STATED PROBLEM
Lines that hold the string "stars" are to be counted; give only their number.

DATA ROWS
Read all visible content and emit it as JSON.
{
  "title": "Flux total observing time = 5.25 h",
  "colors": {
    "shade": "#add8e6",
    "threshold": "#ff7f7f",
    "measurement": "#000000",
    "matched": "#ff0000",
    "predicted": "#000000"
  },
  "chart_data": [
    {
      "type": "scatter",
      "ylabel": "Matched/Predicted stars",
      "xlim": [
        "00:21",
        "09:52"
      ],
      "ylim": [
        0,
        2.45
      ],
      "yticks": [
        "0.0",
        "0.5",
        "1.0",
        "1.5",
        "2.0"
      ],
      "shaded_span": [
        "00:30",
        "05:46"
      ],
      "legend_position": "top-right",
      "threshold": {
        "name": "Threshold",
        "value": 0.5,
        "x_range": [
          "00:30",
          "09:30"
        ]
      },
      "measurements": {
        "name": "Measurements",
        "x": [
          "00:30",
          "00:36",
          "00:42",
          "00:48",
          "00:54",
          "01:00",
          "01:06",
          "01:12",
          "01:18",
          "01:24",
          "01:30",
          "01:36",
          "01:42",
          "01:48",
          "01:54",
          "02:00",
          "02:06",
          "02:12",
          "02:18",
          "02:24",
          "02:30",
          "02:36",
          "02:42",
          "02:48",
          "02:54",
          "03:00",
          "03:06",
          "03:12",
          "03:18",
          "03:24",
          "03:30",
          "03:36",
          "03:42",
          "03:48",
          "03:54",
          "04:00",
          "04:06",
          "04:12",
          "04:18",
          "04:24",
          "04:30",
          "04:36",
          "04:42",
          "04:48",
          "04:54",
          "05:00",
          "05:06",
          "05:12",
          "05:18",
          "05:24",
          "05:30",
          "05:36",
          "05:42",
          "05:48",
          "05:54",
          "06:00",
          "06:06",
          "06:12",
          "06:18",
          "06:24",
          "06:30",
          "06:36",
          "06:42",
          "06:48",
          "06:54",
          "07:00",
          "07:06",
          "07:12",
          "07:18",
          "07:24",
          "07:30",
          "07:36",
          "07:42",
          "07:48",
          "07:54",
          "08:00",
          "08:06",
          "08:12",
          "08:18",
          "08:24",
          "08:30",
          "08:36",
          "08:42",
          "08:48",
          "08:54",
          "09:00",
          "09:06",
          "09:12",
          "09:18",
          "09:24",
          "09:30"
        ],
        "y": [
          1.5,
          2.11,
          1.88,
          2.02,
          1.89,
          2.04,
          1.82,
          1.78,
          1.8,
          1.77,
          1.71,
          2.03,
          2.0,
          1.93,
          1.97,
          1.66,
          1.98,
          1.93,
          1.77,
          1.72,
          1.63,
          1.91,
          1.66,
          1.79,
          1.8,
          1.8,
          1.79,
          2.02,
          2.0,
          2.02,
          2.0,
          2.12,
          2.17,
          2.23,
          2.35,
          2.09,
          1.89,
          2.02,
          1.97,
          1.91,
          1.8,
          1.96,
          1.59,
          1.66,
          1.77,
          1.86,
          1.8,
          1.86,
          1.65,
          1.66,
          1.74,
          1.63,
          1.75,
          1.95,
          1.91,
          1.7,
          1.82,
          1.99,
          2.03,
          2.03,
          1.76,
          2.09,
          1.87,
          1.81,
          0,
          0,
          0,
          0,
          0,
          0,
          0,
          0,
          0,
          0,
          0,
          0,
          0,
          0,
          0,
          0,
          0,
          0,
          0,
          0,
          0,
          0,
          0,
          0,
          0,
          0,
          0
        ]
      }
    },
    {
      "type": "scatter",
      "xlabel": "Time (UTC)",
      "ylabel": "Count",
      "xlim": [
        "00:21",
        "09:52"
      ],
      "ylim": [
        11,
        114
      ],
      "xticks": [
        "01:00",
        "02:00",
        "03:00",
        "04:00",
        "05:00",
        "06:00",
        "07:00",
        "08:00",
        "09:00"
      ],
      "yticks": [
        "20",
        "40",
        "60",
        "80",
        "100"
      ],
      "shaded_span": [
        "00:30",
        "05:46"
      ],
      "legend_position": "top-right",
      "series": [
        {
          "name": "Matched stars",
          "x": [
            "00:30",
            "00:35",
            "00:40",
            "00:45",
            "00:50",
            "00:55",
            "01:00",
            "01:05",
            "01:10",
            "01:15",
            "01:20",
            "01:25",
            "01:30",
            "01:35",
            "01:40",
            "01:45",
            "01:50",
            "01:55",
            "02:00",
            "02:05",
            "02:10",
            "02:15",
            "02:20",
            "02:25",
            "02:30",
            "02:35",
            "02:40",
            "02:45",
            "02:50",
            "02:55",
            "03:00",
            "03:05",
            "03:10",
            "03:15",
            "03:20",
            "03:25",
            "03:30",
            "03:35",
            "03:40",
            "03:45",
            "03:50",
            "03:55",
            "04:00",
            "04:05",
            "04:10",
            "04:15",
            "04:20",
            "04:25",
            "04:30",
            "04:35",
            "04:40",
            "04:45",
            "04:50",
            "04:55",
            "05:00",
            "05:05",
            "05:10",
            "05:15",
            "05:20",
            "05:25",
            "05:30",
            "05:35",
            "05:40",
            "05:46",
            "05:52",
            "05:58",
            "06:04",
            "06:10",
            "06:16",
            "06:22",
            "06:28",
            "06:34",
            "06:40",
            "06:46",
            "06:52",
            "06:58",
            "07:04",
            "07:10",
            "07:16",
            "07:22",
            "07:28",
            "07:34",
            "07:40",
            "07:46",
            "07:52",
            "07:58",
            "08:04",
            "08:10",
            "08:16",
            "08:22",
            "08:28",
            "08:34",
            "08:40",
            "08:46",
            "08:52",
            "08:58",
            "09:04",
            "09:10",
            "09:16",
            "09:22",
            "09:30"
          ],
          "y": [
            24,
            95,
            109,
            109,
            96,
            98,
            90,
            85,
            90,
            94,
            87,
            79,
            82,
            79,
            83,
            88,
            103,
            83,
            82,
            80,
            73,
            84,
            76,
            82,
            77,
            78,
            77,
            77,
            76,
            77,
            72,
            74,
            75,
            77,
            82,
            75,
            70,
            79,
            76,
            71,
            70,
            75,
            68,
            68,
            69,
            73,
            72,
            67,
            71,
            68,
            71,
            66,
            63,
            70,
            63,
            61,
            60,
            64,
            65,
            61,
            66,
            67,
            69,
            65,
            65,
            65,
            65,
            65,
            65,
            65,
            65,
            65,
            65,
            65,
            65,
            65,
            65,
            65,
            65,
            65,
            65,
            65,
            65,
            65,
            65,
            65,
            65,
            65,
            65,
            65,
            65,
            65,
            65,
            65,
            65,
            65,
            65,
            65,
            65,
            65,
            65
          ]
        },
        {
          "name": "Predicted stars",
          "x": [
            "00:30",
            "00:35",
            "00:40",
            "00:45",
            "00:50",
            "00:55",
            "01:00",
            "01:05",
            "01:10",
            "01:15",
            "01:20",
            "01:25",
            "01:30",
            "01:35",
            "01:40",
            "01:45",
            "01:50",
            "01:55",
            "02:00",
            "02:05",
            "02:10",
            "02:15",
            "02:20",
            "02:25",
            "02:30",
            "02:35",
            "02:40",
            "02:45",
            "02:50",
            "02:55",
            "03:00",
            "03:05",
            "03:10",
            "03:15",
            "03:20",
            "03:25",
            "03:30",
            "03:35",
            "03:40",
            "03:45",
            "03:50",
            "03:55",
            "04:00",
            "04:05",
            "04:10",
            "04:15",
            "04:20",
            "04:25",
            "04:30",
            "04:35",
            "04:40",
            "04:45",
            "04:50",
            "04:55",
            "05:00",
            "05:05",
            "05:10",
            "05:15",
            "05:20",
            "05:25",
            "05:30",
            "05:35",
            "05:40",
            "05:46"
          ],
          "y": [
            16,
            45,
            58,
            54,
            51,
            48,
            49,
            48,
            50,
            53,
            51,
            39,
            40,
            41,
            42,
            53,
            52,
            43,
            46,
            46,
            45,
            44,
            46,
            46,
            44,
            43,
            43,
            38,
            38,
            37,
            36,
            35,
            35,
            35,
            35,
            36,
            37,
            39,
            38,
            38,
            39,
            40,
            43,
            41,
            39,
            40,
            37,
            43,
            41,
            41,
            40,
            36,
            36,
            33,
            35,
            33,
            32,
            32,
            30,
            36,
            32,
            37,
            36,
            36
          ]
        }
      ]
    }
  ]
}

OUTPUT FOR THIS TASK
3